(Stored dataset items)
★ ★ ★ ★ ★ ★ ★

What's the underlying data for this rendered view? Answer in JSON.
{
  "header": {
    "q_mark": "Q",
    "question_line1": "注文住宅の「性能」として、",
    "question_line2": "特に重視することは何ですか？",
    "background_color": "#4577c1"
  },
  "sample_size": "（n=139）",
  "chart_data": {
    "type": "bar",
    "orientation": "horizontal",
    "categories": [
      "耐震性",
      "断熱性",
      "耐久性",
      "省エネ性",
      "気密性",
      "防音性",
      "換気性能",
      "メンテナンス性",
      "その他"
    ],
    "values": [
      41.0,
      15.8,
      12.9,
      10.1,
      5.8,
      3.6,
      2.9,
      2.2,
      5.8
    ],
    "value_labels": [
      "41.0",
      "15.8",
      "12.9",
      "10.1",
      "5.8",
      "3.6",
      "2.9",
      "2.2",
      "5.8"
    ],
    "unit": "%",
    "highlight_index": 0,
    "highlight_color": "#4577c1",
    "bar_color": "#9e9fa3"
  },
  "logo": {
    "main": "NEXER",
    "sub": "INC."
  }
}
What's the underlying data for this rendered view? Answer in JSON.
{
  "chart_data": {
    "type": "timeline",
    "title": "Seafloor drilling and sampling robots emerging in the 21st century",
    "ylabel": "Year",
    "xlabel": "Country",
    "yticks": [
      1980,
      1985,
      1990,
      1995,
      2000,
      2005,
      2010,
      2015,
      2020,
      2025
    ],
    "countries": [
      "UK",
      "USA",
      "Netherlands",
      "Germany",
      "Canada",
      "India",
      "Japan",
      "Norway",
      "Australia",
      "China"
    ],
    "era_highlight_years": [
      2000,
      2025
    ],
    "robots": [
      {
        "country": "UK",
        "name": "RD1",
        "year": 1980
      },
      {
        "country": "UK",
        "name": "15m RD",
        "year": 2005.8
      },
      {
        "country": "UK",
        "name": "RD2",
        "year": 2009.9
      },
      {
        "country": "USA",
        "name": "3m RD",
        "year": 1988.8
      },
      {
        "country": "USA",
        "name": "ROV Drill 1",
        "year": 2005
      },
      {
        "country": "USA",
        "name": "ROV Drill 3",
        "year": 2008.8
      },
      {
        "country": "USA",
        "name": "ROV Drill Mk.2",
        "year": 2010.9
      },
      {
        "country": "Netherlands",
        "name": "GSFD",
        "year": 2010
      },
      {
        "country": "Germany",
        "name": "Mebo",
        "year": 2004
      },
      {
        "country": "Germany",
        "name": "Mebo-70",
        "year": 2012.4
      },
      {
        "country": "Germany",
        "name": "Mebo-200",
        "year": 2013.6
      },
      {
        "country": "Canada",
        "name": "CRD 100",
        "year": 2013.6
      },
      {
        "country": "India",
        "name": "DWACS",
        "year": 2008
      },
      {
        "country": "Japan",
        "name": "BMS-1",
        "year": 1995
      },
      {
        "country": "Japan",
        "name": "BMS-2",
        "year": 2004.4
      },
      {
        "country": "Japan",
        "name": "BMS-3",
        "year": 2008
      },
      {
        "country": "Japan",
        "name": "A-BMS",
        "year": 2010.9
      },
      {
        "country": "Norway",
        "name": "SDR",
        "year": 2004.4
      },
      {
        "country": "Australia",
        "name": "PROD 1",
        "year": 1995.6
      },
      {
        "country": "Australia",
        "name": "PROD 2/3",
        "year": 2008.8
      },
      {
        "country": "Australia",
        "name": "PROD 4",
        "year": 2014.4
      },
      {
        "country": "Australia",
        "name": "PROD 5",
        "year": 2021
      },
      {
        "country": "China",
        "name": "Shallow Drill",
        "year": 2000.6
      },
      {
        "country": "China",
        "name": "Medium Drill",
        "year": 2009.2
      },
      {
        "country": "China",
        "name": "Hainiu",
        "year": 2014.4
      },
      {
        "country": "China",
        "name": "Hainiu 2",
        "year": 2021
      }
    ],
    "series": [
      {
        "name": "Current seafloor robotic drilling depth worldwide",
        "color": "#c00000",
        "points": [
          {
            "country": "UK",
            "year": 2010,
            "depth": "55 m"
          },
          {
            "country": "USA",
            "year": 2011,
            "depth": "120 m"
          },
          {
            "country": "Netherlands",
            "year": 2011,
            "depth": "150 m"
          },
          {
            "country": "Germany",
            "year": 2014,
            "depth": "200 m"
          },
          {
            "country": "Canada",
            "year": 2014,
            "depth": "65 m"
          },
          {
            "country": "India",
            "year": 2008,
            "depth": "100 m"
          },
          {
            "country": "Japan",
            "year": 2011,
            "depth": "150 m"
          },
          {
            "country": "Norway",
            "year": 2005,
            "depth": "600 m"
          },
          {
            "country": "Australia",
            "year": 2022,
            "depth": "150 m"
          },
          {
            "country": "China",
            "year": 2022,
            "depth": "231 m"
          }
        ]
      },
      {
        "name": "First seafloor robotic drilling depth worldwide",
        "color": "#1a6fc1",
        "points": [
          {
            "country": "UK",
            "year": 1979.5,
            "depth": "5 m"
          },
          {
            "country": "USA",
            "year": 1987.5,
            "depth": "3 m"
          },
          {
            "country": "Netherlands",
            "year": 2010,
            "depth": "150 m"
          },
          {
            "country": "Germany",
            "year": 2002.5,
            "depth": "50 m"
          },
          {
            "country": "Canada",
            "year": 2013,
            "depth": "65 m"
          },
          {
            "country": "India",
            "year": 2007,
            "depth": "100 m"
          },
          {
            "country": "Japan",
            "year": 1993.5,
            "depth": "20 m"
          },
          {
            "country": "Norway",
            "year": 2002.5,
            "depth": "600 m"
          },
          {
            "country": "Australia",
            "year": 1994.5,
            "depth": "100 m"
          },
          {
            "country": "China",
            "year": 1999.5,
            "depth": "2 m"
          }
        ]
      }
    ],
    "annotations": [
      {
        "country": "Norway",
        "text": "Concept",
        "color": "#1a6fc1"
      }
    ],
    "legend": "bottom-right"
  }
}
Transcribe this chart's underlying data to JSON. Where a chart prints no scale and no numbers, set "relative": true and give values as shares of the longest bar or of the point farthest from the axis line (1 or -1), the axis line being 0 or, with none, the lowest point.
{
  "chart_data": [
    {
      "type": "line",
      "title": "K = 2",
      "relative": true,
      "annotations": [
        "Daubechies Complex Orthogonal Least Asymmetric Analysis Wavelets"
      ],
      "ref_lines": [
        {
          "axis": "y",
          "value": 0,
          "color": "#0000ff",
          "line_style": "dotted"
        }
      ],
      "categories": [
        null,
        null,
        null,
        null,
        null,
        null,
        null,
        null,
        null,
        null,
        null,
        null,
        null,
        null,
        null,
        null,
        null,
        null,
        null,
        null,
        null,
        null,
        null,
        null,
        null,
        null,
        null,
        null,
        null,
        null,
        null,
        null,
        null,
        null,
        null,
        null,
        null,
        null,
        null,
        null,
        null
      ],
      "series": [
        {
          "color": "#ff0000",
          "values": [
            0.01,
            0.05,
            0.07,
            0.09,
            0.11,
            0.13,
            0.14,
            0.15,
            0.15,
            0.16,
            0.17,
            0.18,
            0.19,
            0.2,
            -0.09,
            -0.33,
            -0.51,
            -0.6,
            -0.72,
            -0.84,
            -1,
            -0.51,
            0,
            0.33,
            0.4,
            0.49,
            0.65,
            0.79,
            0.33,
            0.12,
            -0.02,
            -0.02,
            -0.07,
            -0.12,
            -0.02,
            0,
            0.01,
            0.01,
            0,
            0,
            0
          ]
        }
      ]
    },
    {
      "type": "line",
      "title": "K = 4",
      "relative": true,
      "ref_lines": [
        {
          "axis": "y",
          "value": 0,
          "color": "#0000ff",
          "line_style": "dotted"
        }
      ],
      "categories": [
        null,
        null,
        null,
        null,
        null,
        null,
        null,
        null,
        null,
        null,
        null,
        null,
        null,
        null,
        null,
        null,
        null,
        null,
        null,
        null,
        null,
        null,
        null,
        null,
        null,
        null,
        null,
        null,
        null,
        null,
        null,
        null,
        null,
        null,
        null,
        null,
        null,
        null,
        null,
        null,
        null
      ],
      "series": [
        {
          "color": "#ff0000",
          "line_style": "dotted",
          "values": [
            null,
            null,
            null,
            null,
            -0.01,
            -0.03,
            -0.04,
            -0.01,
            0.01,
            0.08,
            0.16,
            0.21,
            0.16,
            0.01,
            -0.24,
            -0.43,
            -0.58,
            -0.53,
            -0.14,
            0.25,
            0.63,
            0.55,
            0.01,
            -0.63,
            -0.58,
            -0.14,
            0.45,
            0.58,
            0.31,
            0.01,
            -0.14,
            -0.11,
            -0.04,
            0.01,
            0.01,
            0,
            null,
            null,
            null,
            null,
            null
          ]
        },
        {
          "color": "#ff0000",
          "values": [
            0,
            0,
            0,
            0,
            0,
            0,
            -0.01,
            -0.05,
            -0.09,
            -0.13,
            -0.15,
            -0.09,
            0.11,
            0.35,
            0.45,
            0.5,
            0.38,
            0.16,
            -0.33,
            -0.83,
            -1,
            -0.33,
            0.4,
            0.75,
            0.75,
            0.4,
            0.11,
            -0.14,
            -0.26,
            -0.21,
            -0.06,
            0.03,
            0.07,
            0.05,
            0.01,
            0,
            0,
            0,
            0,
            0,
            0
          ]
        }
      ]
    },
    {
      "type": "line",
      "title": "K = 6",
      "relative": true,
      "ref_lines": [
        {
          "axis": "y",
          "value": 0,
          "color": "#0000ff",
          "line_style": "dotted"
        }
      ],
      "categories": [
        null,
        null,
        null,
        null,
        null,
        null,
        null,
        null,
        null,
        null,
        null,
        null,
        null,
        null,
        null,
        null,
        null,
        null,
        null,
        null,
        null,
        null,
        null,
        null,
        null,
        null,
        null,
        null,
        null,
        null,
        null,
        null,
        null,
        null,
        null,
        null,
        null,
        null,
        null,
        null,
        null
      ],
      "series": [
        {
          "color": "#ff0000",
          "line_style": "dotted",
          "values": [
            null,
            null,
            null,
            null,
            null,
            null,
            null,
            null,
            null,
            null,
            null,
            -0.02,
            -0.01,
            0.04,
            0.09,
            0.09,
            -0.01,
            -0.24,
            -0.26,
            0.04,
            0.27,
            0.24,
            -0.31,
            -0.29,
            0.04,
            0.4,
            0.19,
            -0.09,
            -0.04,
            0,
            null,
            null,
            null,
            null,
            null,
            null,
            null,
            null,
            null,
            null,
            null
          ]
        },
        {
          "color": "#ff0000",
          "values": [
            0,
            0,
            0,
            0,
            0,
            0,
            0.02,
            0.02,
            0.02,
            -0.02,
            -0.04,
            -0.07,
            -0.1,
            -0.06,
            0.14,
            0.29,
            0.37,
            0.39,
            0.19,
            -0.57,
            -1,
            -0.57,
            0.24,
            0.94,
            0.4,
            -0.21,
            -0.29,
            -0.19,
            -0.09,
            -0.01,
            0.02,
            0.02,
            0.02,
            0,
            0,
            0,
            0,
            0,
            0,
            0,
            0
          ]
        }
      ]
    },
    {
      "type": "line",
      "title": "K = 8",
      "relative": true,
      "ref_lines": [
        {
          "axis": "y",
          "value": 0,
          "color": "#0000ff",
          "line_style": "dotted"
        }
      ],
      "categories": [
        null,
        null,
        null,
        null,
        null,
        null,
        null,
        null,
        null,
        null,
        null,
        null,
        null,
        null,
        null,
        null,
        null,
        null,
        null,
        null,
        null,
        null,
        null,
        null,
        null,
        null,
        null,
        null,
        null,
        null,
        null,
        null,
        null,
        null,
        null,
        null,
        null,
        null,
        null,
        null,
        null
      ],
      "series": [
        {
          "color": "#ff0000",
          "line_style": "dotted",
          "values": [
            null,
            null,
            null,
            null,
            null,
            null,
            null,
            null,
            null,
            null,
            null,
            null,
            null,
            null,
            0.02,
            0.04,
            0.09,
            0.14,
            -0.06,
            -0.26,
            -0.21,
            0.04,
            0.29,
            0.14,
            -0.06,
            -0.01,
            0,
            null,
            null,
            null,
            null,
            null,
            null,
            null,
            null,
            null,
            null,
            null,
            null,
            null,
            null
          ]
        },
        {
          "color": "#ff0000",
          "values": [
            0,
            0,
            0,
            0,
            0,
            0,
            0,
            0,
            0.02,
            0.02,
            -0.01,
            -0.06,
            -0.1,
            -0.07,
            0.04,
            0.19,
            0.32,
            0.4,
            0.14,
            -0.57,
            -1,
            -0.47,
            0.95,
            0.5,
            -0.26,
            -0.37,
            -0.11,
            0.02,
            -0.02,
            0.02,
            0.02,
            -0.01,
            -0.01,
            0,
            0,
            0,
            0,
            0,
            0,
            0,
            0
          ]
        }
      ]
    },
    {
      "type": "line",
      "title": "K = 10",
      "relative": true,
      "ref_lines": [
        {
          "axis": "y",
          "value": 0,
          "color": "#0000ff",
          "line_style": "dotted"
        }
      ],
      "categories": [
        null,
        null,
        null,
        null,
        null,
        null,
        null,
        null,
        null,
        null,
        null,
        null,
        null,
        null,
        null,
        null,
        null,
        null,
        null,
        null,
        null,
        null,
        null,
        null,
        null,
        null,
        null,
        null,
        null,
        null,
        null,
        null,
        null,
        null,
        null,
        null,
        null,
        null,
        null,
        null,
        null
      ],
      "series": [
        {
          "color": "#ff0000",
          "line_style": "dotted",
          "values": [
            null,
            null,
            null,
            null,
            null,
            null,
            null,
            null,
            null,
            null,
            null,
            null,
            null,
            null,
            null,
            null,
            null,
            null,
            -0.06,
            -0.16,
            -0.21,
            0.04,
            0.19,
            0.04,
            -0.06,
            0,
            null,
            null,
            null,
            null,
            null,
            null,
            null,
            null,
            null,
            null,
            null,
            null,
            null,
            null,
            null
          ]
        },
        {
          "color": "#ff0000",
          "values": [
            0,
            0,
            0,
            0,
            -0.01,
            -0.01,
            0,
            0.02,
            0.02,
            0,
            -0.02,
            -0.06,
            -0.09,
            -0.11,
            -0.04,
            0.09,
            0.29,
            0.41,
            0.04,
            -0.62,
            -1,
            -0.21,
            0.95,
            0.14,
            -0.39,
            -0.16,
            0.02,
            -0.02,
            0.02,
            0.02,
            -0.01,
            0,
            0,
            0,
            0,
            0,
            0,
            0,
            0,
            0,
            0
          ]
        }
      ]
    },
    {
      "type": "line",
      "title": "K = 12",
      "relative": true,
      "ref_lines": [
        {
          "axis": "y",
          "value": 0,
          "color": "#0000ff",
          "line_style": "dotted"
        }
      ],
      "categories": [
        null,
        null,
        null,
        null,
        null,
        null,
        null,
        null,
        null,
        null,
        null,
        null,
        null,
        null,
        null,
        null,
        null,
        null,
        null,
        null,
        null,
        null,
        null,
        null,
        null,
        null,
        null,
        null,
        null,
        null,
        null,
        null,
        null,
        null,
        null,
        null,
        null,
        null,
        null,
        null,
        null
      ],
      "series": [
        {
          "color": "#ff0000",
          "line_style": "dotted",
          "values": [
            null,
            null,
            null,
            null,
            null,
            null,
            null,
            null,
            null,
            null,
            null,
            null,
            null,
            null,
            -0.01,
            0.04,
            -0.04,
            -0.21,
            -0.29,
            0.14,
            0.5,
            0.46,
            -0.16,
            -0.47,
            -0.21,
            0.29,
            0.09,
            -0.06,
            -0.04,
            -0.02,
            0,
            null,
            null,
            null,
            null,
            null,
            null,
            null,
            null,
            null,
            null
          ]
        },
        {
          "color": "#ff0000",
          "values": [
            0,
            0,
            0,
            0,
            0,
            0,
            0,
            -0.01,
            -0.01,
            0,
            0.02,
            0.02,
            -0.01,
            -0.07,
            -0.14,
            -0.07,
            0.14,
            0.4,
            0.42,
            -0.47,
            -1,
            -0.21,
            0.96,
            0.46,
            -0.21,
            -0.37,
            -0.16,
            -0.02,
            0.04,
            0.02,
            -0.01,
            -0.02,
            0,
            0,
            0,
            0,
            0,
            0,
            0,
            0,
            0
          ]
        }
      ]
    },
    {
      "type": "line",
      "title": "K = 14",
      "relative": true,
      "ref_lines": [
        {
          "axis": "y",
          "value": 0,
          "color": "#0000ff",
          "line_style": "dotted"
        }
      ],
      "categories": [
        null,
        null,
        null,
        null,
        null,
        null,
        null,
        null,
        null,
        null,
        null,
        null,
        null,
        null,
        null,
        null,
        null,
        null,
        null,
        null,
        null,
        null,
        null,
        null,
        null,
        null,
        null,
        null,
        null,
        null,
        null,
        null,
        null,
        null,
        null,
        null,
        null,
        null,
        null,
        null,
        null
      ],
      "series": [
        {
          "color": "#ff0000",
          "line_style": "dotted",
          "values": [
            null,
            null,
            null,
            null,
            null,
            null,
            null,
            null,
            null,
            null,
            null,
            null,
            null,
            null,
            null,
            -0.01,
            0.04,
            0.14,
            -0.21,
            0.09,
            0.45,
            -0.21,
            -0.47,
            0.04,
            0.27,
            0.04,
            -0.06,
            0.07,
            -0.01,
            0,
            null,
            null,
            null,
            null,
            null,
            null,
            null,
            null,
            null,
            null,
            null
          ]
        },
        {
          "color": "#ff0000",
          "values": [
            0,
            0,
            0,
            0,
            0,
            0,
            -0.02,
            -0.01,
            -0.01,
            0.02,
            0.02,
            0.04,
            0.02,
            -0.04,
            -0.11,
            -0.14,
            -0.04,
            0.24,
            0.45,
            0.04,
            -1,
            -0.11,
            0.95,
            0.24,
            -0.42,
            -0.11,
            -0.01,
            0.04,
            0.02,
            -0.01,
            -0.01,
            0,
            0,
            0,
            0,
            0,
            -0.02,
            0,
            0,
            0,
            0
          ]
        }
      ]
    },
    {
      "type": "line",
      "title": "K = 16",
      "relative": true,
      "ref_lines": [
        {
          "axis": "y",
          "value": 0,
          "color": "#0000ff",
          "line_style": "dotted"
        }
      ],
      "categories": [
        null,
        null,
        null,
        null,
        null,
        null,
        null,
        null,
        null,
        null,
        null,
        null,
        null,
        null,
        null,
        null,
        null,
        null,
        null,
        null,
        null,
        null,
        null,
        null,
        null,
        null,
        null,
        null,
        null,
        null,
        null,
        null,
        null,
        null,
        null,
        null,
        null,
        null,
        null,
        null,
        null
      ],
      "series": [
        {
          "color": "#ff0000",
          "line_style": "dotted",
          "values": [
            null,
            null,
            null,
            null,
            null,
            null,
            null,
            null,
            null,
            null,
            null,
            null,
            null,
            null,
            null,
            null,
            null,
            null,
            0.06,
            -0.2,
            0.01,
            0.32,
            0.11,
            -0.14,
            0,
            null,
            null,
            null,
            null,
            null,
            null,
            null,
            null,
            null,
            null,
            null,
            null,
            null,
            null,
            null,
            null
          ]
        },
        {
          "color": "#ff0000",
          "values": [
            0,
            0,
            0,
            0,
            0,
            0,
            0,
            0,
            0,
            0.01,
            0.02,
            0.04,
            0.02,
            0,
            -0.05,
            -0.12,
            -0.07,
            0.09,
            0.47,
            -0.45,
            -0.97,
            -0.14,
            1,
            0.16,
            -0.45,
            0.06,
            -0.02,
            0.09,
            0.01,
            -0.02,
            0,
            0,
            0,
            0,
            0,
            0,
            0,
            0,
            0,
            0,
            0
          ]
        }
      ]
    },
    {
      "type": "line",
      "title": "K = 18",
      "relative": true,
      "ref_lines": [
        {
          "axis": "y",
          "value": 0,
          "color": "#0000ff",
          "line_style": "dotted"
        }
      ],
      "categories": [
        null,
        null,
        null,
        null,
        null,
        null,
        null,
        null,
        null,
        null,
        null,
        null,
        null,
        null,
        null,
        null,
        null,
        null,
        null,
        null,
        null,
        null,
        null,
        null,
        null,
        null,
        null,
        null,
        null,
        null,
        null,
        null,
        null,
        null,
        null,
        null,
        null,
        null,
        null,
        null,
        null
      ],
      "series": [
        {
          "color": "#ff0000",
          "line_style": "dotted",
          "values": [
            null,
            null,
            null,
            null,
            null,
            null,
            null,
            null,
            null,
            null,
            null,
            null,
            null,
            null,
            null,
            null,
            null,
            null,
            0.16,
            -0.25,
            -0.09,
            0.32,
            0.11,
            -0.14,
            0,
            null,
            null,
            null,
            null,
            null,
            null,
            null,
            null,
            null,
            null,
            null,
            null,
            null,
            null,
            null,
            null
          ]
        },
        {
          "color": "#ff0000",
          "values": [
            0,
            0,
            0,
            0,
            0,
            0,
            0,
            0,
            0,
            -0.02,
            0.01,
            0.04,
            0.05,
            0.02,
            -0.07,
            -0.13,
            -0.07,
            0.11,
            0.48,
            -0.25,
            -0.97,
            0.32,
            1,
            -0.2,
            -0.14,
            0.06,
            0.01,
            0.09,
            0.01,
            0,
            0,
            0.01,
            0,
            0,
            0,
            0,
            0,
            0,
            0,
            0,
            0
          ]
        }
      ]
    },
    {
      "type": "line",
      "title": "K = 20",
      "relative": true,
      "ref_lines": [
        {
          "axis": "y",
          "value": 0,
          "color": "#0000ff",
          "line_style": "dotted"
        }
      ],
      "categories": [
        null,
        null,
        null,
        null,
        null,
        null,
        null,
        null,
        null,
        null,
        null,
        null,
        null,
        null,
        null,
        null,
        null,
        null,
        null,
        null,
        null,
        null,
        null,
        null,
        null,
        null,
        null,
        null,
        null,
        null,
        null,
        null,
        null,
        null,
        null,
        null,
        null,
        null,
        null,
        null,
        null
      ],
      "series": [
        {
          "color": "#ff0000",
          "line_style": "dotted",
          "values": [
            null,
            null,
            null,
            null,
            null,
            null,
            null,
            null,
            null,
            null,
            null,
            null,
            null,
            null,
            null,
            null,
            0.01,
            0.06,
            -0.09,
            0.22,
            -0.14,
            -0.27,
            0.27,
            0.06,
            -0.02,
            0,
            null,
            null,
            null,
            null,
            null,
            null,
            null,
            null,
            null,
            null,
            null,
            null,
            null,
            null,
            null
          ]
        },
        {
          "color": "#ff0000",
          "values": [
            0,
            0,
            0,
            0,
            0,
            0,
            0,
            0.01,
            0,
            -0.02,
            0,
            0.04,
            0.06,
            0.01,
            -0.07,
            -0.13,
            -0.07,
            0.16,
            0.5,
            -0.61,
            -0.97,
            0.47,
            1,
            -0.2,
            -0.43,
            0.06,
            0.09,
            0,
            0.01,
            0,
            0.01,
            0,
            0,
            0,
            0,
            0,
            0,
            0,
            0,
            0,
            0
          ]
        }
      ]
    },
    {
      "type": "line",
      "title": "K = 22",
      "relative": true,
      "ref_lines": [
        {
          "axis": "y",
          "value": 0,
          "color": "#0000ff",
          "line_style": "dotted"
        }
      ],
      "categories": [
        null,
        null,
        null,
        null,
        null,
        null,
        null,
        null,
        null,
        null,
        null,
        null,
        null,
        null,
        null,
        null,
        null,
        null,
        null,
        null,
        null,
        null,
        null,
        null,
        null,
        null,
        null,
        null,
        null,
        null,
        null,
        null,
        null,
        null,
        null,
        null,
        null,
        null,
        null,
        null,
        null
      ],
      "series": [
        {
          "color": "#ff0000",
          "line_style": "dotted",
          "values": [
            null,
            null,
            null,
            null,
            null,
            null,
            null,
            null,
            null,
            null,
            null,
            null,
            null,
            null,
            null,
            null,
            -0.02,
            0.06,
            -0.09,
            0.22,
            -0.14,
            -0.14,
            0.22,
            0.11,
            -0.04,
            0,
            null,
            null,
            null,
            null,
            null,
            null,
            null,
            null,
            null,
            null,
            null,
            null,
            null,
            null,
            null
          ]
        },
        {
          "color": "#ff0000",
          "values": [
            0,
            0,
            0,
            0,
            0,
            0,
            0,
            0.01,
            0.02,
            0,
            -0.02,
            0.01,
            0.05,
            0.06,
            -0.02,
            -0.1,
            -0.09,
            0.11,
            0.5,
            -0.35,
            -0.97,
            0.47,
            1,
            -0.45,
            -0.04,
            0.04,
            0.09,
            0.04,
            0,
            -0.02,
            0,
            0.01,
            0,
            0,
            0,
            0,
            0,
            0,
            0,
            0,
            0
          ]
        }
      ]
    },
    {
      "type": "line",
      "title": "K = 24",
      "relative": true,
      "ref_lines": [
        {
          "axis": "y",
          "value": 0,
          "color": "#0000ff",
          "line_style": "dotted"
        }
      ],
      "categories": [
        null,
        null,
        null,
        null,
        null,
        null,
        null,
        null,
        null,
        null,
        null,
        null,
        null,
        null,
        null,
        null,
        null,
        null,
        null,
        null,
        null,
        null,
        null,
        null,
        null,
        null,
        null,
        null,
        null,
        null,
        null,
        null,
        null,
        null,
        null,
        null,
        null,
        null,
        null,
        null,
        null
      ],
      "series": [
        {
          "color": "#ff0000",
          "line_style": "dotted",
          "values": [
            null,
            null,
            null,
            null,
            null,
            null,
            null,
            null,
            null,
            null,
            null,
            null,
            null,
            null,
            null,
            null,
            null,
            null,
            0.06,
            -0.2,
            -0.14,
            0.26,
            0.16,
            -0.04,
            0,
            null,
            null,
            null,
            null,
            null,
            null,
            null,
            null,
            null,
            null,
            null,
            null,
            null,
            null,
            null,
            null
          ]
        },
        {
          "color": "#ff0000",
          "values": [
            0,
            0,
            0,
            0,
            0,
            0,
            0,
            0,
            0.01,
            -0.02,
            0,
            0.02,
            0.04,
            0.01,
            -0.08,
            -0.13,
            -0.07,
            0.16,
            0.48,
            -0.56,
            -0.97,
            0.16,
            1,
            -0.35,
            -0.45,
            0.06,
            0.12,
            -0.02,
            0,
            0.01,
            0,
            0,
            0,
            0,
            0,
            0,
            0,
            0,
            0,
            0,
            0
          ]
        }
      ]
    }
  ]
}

★ ★ ★ ★ ★ ★ ★

**THE TASK**
Search the records for the string "Netherlands" and return every line in which it occurs.

**EXERCISE ANSWER**
      "Netherlands",
        "country": "Netherlands",
            "country": "Netherlands",
            "country": "Netherlands",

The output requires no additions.